◆ Collection entries ◆
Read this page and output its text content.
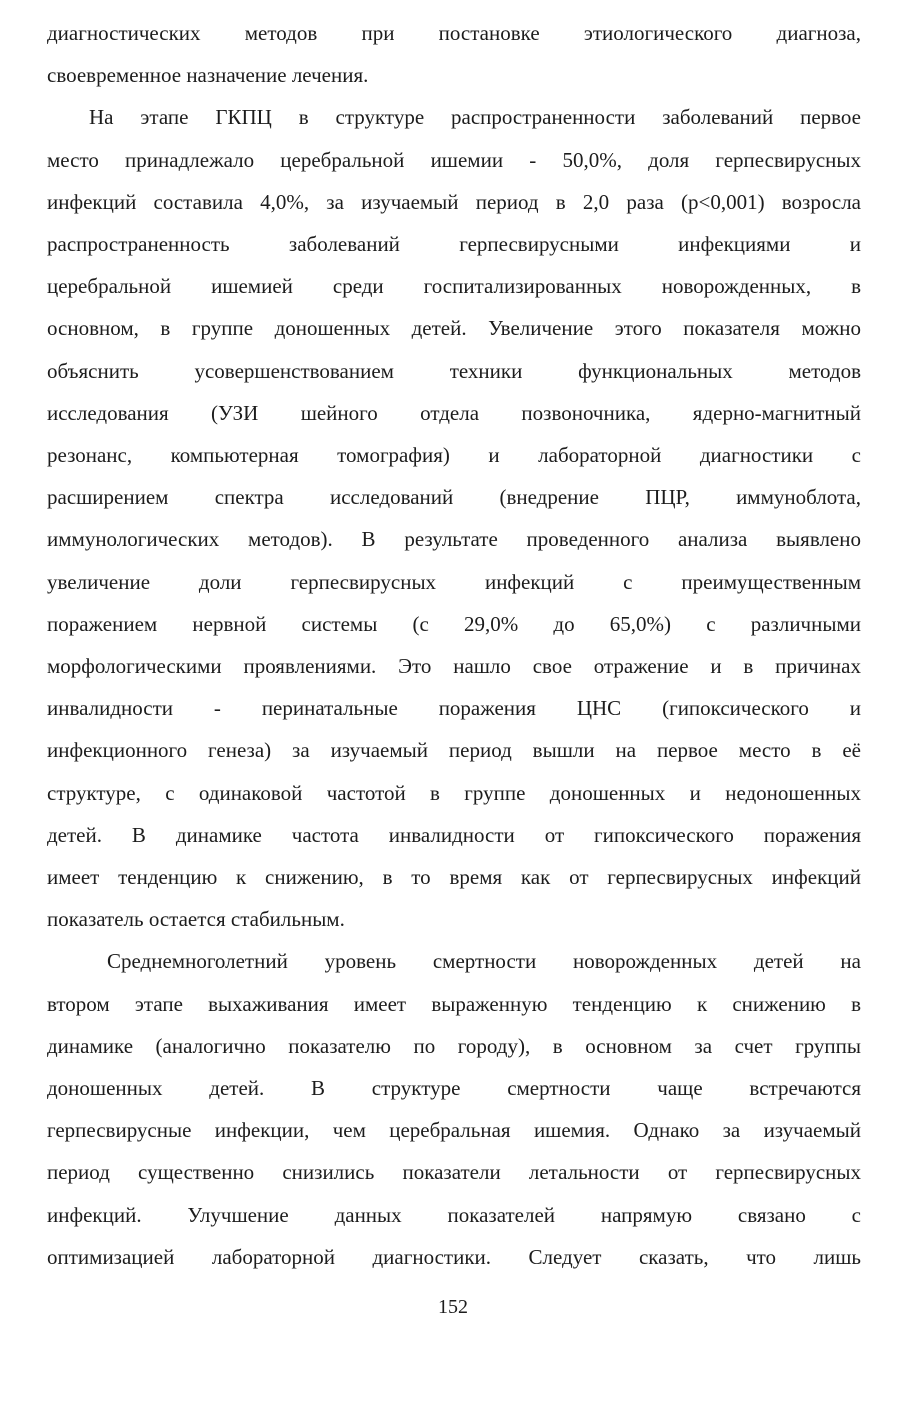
диагностических методов при постановке этиологического диагноза,
своевременное назначение лечения.
На этапе ГКПЦ в структуре распространенности заболеваний первое
место принадлежало церебральной ишемии - 50,0%, доля герпесвирусных
инфекций составила 4,0%, за изучаемый период в 2,0 раза (р<0,001) возросла
распространенность заболеваний герпесвирусными инфекциями и
церебральной ишемией среди госпитализированных новорожденных, в
основном, в группе доношенных детей. Увеличение этого показателя можно
объяснить усовершенствованием техники функциональных методов
исследования (УЗИ шейного отдела позвоночника, ядерно-магнитный
резонанс, компьютерная томография) и лабораторной диагностики с
расширением спектра исследований (внедрение ПЦР, иммуноблота,
иммунологических методов). В результате проведенного анализа выявлено
увеличение доли герпесвирусных инфекций с преимущественным
поражением нервной системы (с 29,0% до 65,0%) с различными
морфологическими проявлениями. Это нашло свое отражение и в причинах
инвалидности - перинатальные поражения ЦНС (гипоксического и
инфекционного генеза) за изучаемый период вышли на первое место в её
структуре, с одинаковой частотой в группе доношенных и недоношенных
детей. В динамике частота инвалидности от гипоксического поражения
имеет тенденцию к снижению, в то время как от герпесвирусных инфекций
показатель остается стабильным.
Среднемноголетний уровень смертности новорожденных детей на
втором этапе выхаживания имеет выраженную тенденцию к снижению в
динамике (аналогично показателю по городу), в основном за счет группы
доношенных детей. В структуре смертности чаще встречаются
герпесвирусные инфекции, чем церебральная ишемия. Однако за изучаемый
период существенно снизились показатели летальности от герпесвирусных
инфекций. Улучшение данных показателей напрямую связано с
оптимизацией лабораторной диагностики. Следует сказать, что лишь
152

◆ Given request ◆
All lines above with "основном" in them should be returned.

◆ Worked solution ◆
основном, в группе доношенных детей. Увеличение этого показателя можно
динамике (аналогично показателю по городу), в основном за счет группы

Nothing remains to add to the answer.